*DIRECTIVE*:
Examine each line of the data. Copy those that contain the string "органических".

*RECORDS PROVIDED*:
►

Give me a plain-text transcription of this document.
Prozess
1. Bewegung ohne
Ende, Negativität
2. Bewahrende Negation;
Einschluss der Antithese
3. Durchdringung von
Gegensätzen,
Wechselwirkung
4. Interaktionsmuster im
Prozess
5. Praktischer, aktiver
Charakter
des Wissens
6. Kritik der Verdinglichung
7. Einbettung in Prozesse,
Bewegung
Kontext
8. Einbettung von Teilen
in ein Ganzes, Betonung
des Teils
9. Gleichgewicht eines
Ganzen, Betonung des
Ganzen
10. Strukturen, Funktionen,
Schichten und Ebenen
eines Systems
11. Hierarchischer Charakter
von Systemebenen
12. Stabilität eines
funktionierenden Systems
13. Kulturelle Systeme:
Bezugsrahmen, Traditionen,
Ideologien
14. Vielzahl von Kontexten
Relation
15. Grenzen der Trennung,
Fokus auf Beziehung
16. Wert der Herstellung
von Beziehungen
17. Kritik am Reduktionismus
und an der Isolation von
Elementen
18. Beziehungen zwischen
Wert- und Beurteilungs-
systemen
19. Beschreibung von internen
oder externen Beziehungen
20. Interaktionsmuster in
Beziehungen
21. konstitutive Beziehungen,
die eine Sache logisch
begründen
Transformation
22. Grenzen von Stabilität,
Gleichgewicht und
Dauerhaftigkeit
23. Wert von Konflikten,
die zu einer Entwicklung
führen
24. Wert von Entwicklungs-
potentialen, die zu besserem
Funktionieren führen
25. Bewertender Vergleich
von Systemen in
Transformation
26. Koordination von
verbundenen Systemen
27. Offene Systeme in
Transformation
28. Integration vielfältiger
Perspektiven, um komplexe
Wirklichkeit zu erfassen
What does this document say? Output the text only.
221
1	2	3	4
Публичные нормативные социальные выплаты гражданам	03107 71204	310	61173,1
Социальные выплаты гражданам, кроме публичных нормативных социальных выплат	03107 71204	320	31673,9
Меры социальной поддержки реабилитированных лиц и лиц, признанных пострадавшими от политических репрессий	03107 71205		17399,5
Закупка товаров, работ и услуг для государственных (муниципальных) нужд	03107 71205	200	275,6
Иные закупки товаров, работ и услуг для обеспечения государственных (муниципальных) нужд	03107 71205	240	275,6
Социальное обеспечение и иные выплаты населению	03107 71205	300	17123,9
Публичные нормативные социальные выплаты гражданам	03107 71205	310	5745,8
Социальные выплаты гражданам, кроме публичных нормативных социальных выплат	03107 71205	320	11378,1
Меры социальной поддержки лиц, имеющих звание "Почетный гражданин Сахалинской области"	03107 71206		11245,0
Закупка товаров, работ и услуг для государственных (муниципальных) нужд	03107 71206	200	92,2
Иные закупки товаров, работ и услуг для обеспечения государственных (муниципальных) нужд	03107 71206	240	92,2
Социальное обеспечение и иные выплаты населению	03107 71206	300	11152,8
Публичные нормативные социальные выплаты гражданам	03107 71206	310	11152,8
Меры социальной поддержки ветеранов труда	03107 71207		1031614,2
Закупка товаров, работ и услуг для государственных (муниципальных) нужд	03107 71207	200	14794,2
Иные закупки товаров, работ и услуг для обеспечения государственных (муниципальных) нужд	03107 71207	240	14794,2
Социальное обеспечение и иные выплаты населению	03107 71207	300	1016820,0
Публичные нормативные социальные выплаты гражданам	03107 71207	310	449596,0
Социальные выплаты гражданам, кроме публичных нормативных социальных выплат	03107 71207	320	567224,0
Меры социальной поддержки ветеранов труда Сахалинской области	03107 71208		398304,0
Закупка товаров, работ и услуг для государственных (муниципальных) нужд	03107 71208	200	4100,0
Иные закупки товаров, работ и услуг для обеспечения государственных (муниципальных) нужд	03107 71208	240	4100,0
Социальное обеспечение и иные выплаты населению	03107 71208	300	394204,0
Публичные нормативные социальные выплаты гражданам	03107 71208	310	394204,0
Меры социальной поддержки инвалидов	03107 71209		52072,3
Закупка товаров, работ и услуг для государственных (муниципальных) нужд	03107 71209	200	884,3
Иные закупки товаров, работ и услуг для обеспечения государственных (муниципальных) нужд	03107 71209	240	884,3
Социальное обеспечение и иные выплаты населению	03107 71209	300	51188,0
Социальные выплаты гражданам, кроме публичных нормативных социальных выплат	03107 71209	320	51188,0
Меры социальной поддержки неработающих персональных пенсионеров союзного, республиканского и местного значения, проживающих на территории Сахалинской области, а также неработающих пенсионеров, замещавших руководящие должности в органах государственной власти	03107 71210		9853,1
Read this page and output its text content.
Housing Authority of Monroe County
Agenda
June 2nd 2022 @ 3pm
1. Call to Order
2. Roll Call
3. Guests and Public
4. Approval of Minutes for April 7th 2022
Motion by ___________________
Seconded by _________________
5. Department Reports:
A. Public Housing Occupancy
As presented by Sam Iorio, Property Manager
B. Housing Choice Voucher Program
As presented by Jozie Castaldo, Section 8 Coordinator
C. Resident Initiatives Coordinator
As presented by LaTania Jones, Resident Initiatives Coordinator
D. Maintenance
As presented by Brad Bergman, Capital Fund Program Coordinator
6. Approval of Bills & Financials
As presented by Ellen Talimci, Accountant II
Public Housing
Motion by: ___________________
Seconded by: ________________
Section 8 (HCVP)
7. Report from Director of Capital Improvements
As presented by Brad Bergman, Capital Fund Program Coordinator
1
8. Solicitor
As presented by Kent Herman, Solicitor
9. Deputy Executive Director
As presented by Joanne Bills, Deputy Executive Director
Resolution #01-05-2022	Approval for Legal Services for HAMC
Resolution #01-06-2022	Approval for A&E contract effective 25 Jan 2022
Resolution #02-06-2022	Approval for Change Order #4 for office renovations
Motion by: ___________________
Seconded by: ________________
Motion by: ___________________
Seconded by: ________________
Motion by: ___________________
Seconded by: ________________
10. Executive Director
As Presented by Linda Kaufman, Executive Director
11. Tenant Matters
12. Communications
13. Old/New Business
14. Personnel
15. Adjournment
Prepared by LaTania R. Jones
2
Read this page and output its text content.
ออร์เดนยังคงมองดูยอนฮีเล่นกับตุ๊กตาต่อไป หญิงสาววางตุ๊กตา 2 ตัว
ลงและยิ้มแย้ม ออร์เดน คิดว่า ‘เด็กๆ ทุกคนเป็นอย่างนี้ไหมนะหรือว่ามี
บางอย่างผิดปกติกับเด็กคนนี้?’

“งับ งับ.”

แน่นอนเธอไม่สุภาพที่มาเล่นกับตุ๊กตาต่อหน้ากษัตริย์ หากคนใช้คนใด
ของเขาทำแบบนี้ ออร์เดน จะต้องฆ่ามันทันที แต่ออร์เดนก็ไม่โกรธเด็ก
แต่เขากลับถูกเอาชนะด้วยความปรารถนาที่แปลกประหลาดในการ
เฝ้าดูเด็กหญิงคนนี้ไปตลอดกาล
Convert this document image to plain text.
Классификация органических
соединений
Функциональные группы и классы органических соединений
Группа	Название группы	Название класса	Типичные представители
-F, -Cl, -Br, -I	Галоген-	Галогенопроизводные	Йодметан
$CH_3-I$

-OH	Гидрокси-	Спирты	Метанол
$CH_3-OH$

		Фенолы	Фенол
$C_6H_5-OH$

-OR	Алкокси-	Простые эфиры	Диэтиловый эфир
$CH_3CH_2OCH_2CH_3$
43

◄

*CORRECT ANSWER*:
Классификация органических
Функциональные группы и классы органических соединений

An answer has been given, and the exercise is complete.